**Quoted passage:**
-
Notifications
You must be signed in to change notification settings - Fork 16.6k
Description
Apache Airflow version:
1.10
Environment:
- Cloud provider or hardware configuration:
On docker container (puckel/docker-airflow:1.10.9)
- OS (e.g. from /etc/os-release):
Debian GNU/Linux 10 (buster)
- Kernel (e.g.
uname -a):
Linux 3bf5943b9fbd 5.4.0-1025-gcp #25-Ubuntu SMP Fri Sep 11 15:02:15 UTC 2020 x86_64 GNU/Linux
- Install tools:
Docker (puckel/docker-airflow:1.10.9)

**Data lines:**
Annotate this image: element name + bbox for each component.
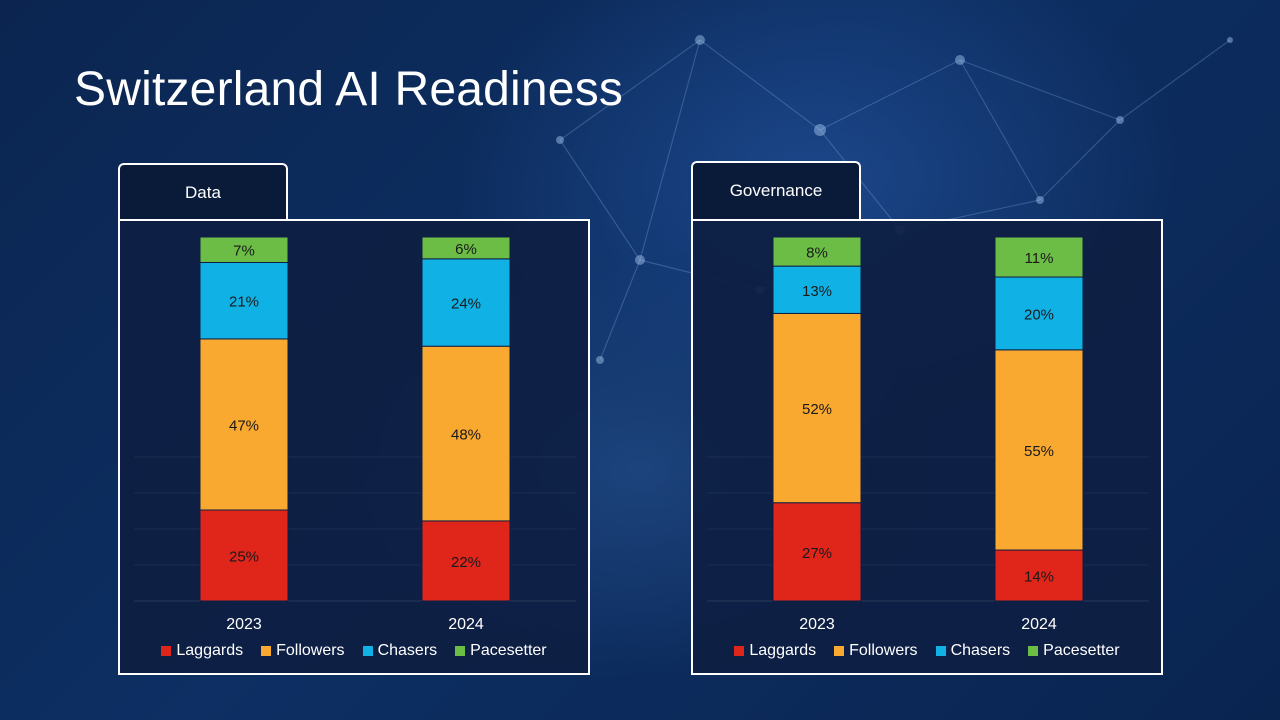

**Task details:**
Can you reproduce the Apache Airflow issue text above in full, word for word?

**Result:**
-
Notifications
You must be signed in to change notification settings - Fork 16.6k
Description
Apache Airflow version:
1.10
Environment:
- Cloud provider or hardware configuration:
On docker container (puckel/docker-airflow:1.10.9)
- OS (e.g. from /etc/os-release):
Debian GNU/Linux 10 (buster)
- Kernel (e.g.
uname -a):
Linux 3bf5943b9fbd 5.4.0-1025-gcp #25-Ubuntu SMP Fri Sep 11 15:02:15 UTC 2020 x86_64 GNU/Linux
- Install tools:
Docker (puckel/docker-airflow:1.10.9)